▼▼▼

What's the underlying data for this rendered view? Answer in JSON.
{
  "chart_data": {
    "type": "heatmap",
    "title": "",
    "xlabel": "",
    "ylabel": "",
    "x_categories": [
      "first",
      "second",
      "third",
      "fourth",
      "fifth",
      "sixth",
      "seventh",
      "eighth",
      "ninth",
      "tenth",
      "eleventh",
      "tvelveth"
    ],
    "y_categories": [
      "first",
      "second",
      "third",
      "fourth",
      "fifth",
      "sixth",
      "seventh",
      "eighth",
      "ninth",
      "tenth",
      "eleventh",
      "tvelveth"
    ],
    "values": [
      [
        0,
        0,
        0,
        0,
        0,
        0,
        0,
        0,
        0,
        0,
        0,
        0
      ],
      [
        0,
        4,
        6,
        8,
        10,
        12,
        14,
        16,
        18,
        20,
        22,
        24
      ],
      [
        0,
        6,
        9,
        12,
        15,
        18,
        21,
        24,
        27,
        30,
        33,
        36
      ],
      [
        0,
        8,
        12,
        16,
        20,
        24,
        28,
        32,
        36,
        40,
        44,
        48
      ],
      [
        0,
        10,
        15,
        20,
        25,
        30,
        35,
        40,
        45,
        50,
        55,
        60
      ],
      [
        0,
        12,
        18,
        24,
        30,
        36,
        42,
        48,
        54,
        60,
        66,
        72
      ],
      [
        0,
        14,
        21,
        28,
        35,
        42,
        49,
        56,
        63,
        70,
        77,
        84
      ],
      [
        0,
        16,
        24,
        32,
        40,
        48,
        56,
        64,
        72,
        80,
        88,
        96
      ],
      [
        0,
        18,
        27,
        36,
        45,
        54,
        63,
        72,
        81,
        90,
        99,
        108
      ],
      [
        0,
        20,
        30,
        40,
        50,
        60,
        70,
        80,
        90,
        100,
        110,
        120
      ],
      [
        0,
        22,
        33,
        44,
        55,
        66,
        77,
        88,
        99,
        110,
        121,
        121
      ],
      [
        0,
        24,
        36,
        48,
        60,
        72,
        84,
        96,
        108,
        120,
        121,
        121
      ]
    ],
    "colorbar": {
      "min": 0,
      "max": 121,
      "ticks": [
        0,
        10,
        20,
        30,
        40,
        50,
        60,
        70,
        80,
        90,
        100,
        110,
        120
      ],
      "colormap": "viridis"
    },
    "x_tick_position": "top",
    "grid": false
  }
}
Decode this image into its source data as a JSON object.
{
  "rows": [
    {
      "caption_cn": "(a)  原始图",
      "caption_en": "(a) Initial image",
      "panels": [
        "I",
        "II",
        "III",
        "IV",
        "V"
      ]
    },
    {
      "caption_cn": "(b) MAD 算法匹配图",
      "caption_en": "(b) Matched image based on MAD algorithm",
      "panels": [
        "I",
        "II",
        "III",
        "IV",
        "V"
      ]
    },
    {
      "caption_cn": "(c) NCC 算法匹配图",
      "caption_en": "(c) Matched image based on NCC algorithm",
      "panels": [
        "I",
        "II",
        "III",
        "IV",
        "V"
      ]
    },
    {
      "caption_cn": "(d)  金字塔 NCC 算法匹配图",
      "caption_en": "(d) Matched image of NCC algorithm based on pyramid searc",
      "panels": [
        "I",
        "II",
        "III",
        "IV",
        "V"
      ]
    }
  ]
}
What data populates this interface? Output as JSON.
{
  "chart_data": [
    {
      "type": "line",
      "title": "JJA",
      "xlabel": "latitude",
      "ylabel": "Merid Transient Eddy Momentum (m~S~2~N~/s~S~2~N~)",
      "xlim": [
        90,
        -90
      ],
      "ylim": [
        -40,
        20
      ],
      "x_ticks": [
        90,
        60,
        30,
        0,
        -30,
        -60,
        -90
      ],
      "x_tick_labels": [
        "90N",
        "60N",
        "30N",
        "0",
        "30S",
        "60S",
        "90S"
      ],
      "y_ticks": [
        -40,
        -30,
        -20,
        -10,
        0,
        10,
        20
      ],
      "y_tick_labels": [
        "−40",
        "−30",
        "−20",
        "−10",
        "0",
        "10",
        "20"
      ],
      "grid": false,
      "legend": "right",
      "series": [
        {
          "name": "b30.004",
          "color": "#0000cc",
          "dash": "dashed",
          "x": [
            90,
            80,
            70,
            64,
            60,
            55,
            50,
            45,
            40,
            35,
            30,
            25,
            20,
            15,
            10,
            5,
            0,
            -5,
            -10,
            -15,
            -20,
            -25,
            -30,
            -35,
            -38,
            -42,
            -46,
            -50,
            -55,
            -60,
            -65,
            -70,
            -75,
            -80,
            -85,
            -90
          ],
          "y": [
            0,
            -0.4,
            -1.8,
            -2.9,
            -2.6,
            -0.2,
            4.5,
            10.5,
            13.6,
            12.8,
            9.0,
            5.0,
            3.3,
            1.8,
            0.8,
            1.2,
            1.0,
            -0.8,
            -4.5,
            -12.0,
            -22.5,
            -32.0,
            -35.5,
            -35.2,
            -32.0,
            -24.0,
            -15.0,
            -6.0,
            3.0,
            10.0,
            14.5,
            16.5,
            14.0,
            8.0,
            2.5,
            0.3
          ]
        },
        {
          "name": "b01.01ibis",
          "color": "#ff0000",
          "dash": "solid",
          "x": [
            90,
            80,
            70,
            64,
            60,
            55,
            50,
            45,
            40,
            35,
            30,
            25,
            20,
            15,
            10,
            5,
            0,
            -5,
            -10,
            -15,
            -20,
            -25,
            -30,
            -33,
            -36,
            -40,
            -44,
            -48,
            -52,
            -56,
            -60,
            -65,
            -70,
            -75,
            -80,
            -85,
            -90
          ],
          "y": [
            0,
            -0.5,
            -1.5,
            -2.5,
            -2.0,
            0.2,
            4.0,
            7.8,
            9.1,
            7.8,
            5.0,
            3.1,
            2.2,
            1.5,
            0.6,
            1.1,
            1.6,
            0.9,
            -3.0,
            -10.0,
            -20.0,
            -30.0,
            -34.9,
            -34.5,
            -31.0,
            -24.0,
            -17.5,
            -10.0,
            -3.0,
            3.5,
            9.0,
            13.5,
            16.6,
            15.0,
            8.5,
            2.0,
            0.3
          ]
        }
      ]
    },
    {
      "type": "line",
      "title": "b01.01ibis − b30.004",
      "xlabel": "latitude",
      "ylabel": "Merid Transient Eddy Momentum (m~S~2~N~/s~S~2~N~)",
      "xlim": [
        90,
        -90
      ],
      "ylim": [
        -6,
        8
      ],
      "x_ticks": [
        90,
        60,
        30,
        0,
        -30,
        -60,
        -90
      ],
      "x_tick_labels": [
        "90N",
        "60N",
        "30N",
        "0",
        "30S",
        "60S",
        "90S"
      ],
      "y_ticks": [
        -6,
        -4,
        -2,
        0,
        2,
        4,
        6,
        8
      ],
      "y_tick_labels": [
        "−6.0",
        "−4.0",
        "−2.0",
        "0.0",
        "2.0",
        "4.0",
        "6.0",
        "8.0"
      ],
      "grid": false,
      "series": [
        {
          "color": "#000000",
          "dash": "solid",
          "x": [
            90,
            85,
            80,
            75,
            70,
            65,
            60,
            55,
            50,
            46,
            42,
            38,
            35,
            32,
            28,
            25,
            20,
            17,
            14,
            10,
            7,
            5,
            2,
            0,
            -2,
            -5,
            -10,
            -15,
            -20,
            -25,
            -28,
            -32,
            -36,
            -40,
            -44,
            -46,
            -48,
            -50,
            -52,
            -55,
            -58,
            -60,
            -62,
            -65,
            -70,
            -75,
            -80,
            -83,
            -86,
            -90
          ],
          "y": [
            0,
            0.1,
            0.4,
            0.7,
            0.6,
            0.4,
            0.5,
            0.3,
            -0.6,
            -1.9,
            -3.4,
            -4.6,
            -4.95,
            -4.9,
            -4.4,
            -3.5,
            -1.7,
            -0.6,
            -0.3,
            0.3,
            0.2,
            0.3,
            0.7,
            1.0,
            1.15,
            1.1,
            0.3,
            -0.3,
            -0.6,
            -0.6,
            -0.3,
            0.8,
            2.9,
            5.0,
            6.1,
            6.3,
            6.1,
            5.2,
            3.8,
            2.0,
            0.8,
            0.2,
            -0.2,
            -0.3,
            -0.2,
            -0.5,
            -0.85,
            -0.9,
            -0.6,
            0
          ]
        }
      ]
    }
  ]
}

▲▲▲

- [Goal]:
From the listing above, pick out every line containing "title".

- [Answer to this task]:
    "title": "",
      "title": "JJA",
      "title": "b01.01ibis − b30.004",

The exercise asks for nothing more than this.